* **Given task**:
Locate the string "name" in the listing below. Copy every line where it is found.
◇ ◇ ◇ ◇ ◇ ◇ ◇
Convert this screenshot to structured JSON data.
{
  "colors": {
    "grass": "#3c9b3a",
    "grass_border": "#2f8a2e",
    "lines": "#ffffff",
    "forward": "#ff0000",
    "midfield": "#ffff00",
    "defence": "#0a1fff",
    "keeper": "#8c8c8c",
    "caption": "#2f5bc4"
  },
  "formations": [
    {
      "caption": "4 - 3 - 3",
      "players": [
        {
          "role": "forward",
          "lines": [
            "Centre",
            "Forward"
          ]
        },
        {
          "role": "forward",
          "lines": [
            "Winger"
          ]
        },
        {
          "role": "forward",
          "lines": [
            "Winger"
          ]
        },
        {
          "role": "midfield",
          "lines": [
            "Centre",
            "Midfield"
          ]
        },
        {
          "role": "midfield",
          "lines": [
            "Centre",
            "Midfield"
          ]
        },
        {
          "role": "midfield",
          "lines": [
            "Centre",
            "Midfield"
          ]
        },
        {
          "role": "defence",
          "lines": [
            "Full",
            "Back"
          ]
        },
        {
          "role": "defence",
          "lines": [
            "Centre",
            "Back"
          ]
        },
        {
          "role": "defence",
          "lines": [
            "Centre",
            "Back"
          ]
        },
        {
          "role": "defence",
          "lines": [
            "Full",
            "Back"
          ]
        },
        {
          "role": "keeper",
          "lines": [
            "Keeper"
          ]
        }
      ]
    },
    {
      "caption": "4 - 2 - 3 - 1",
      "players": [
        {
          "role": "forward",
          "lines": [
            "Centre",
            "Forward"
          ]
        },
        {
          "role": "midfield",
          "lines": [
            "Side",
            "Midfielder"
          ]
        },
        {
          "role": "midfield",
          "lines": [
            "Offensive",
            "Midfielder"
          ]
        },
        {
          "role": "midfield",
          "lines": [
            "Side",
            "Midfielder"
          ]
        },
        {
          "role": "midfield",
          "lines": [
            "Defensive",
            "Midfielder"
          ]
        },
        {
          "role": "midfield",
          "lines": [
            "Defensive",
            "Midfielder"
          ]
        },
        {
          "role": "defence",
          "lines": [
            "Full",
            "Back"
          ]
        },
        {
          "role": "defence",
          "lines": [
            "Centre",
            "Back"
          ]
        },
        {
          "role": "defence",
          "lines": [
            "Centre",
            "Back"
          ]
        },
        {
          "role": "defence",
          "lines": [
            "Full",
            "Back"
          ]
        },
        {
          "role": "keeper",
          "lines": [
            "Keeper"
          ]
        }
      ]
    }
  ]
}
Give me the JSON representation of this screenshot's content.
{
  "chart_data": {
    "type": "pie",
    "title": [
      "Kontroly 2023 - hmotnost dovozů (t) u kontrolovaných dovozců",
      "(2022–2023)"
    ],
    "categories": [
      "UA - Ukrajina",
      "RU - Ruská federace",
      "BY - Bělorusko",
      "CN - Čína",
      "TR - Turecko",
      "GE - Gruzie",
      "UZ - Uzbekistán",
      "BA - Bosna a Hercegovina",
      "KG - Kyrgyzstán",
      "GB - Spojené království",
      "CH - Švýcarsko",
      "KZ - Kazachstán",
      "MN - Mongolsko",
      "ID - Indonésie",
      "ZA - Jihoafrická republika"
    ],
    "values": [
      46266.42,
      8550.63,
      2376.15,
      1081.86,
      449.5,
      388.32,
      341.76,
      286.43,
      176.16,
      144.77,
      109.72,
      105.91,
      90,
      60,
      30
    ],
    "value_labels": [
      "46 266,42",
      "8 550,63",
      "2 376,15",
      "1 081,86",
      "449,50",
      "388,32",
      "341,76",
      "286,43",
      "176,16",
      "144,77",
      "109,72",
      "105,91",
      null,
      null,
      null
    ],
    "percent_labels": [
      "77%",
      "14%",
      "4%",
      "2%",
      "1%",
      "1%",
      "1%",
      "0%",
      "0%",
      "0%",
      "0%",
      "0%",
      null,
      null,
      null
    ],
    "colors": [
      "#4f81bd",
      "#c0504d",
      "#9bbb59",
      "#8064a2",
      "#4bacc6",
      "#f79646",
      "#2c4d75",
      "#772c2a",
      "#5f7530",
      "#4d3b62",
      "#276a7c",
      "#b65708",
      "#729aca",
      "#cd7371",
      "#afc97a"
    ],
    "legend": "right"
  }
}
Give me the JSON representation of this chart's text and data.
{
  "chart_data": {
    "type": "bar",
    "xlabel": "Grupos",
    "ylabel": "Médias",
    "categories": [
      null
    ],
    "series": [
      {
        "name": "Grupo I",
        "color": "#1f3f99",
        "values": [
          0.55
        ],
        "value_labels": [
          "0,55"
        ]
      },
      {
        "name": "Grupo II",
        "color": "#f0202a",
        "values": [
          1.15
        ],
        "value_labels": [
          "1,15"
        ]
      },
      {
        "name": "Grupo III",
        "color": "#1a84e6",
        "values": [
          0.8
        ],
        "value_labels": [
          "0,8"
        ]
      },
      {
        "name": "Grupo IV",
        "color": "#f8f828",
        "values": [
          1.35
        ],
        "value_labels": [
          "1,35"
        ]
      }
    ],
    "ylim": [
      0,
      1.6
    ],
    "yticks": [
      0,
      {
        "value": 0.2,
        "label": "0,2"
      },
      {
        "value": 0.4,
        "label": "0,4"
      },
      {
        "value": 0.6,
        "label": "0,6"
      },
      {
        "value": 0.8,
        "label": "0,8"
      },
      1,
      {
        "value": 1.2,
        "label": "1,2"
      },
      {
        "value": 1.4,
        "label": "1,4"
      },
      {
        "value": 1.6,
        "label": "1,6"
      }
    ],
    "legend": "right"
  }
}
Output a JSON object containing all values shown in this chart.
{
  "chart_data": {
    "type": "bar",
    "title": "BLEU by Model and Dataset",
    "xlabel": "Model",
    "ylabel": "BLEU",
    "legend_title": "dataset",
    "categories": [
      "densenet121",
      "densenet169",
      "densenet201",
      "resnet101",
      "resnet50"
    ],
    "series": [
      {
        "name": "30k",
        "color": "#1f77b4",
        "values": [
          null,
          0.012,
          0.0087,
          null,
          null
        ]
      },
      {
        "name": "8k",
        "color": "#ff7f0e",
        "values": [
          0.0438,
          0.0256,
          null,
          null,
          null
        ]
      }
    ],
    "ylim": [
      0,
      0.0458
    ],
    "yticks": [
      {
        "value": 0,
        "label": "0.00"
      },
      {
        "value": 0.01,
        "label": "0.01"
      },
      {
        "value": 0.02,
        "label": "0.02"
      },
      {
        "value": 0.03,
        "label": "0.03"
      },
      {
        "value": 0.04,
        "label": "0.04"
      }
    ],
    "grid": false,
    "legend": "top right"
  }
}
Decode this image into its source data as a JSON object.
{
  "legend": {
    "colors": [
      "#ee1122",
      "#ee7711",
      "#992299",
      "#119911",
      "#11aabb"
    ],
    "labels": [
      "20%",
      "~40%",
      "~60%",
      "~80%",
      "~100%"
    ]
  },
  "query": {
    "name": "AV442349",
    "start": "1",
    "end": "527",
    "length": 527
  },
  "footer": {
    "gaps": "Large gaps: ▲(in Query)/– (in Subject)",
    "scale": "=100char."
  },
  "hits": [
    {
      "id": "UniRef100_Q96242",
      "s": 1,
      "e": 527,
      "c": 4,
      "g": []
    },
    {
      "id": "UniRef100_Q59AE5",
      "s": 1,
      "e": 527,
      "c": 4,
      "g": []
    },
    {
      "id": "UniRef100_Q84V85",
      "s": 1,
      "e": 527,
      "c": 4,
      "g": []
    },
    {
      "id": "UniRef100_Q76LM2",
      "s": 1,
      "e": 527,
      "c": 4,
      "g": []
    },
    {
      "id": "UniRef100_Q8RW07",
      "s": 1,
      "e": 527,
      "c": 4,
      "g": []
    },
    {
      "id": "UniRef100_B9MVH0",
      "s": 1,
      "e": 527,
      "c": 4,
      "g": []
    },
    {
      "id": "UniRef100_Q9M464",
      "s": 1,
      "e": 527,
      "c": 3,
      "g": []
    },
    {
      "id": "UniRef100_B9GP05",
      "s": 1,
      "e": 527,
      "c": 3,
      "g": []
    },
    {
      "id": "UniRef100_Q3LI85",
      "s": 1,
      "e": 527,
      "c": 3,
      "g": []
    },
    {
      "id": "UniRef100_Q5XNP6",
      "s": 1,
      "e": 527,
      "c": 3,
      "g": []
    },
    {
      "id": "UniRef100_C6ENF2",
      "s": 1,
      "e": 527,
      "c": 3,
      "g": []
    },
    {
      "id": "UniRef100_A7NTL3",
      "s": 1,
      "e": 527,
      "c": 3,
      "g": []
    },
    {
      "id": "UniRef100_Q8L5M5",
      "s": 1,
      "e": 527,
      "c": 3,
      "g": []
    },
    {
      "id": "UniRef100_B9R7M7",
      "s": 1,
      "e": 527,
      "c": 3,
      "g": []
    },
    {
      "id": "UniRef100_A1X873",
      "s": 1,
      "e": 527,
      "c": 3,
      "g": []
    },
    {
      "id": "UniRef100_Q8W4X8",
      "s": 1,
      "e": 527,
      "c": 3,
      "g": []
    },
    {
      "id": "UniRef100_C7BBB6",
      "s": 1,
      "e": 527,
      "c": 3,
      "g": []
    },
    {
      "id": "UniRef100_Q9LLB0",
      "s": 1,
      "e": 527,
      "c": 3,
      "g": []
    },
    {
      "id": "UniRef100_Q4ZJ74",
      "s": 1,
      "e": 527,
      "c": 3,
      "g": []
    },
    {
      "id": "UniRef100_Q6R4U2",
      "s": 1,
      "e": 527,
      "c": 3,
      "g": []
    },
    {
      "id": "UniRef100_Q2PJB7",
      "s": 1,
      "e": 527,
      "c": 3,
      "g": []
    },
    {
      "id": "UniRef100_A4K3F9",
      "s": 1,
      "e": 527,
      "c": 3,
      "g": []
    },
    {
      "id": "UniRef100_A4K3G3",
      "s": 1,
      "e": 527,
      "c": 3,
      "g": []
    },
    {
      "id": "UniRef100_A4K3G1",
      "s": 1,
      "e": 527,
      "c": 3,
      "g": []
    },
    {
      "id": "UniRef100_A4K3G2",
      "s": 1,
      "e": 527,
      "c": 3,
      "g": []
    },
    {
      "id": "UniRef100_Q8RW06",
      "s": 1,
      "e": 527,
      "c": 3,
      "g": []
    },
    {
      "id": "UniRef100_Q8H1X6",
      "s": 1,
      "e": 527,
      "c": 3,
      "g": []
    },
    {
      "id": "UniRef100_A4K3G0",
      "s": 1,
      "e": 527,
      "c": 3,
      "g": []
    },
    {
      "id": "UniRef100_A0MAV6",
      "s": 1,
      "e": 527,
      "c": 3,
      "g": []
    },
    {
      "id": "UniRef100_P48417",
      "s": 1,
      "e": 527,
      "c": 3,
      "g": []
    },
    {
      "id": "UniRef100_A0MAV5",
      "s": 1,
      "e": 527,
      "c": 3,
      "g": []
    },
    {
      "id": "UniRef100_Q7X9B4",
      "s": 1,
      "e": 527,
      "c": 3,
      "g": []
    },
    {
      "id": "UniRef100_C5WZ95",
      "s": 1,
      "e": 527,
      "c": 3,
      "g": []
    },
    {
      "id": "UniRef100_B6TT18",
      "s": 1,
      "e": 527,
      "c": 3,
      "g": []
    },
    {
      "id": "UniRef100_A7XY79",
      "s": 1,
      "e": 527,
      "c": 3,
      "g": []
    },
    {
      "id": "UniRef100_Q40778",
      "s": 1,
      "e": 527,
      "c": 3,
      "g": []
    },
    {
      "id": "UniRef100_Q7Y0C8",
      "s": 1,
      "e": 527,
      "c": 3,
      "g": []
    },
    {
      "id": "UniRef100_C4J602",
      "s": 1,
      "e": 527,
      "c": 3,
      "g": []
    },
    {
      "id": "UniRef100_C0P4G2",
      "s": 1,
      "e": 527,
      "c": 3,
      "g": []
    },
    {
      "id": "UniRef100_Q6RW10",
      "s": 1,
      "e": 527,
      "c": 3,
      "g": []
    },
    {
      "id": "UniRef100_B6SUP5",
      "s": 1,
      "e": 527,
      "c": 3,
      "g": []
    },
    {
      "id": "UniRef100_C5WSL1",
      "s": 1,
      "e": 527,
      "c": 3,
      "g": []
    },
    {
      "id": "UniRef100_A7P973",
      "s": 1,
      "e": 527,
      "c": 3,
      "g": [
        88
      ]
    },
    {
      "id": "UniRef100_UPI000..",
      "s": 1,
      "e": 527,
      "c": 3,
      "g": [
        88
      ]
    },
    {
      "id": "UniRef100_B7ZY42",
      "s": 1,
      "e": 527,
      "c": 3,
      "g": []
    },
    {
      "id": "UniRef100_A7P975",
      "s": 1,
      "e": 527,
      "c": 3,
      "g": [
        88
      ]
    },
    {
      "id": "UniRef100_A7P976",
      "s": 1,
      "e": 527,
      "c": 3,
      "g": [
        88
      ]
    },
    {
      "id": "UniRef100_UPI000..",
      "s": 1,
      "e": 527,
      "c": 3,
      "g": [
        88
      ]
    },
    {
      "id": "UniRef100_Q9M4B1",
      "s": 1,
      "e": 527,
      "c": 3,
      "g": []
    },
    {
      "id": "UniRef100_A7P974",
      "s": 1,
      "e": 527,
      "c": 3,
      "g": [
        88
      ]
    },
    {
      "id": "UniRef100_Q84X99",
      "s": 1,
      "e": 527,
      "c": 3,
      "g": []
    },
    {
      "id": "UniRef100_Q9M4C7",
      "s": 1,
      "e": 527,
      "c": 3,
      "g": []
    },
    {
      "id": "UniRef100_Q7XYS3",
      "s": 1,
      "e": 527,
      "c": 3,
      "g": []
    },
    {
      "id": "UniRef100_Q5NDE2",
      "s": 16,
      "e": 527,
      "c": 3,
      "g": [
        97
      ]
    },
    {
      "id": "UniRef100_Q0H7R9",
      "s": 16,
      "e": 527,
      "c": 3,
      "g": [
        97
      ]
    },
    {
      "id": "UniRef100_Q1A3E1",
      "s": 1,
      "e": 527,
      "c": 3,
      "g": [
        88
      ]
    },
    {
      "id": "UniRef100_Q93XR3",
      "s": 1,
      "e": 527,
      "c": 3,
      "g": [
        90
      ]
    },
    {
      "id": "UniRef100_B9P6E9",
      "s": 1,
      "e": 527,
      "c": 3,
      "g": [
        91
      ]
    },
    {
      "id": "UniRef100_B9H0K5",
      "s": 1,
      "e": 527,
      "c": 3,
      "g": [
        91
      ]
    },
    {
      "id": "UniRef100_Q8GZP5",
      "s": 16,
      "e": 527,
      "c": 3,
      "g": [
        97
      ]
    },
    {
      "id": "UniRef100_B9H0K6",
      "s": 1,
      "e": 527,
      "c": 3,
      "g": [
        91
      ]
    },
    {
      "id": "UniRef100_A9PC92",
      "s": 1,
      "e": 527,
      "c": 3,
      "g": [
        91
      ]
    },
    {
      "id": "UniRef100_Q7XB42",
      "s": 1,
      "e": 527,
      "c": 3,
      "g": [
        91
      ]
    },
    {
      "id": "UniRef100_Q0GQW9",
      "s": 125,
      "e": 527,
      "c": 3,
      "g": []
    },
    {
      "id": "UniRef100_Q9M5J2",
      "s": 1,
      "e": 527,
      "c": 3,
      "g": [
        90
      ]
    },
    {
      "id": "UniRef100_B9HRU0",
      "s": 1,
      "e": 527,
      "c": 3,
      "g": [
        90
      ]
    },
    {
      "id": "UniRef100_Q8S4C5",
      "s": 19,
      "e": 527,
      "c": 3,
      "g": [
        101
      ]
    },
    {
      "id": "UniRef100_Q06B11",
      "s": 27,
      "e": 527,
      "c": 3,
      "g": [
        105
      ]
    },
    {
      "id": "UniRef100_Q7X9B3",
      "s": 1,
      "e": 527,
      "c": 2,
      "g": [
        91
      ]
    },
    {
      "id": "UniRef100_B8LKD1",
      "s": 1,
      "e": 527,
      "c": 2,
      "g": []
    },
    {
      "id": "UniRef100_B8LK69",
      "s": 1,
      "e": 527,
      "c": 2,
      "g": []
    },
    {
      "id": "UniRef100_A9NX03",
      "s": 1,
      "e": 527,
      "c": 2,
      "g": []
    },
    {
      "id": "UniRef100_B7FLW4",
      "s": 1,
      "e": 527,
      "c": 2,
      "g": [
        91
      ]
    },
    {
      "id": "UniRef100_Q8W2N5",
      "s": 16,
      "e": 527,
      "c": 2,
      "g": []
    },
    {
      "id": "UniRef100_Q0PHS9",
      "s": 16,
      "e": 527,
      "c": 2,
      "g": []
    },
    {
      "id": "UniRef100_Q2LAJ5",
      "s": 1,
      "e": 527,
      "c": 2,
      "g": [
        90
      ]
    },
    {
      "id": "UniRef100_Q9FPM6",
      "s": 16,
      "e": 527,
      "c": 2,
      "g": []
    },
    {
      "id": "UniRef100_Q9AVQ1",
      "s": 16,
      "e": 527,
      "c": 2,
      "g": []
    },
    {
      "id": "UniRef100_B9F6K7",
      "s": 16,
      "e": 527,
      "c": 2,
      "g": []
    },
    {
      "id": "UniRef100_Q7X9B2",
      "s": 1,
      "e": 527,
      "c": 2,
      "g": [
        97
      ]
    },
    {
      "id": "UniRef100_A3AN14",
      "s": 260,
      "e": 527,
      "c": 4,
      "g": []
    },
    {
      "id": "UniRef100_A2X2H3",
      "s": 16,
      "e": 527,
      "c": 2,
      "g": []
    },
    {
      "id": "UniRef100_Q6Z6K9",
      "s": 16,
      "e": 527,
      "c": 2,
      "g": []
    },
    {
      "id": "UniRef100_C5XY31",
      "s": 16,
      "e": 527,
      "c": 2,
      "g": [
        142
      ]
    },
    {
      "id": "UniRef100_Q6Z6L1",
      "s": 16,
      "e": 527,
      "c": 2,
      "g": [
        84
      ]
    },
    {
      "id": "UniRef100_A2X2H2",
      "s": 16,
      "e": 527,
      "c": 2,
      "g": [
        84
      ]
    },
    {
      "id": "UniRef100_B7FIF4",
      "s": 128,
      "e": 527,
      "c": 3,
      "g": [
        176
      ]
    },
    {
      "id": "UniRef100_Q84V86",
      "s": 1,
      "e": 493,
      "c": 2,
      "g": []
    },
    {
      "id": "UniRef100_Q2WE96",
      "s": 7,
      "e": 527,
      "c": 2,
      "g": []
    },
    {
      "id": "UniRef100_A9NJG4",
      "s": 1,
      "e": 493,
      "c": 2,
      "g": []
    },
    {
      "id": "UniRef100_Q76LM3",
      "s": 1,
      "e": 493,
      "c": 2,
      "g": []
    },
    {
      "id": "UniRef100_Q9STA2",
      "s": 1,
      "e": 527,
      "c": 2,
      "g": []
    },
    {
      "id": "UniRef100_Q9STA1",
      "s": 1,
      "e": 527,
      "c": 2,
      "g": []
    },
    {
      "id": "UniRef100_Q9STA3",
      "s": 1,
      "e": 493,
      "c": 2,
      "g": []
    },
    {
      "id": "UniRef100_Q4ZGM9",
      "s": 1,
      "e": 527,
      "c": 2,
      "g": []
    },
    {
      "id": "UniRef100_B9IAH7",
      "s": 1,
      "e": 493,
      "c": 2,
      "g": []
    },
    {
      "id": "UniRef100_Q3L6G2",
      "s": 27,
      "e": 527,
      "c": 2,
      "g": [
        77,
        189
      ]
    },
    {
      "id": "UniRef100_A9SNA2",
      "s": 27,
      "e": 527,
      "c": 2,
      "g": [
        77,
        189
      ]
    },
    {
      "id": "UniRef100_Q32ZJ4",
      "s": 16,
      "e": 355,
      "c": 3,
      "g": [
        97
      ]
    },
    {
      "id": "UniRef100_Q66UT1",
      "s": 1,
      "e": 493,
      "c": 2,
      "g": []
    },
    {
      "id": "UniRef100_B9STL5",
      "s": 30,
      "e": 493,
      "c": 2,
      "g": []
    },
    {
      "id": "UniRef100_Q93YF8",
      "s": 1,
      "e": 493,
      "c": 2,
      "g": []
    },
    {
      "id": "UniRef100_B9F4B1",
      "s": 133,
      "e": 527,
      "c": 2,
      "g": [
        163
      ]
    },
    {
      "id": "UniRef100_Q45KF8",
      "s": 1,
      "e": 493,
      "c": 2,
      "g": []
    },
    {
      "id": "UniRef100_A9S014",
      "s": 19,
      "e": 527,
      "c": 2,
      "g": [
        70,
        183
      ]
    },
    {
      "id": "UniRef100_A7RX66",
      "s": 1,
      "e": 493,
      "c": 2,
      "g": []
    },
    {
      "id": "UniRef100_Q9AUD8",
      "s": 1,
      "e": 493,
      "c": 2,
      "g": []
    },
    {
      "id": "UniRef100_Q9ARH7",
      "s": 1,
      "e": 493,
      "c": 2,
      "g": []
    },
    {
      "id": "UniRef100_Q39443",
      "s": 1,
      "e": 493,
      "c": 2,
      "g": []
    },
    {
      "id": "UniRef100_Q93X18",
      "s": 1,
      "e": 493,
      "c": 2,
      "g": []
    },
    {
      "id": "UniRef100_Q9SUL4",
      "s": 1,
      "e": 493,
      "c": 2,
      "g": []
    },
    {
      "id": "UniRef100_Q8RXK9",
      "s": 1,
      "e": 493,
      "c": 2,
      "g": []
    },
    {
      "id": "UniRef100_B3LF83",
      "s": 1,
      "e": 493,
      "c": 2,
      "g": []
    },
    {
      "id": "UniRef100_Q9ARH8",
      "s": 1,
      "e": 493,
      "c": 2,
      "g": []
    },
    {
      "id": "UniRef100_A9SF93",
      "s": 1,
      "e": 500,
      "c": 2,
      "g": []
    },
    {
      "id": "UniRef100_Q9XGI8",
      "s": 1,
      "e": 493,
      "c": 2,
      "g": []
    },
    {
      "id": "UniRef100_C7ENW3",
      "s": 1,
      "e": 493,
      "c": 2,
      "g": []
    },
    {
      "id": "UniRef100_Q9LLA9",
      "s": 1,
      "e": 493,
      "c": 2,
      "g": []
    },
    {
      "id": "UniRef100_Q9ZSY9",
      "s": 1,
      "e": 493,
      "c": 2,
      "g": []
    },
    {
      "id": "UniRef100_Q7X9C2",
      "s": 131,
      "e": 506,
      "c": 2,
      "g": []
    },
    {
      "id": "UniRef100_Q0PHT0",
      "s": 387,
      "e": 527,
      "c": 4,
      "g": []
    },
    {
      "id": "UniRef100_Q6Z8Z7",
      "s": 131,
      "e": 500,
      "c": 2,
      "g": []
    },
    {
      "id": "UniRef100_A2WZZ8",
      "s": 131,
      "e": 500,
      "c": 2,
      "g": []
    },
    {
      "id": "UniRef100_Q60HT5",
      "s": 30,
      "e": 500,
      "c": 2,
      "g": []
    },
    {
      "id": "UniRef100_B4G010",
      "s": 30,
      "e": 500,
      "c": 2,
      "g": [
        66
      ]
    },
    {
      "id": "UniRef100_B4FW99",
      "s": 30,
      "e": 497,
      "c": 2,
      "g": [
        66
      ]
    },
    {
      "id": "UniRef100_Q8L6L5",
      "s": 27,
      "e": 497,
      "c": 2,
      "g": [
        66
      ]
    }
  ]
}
◇ ◇ ◇ ◇ ◇ ◇ ◇
* **Answer to the exercise**:
        "name": "Grupo I",
        "name": "Grupo II",
        "name": "Grupo III",
        "name": "Grupo IV",
        "name": "30k",
        "name": "8k",
    "name": "AV442349",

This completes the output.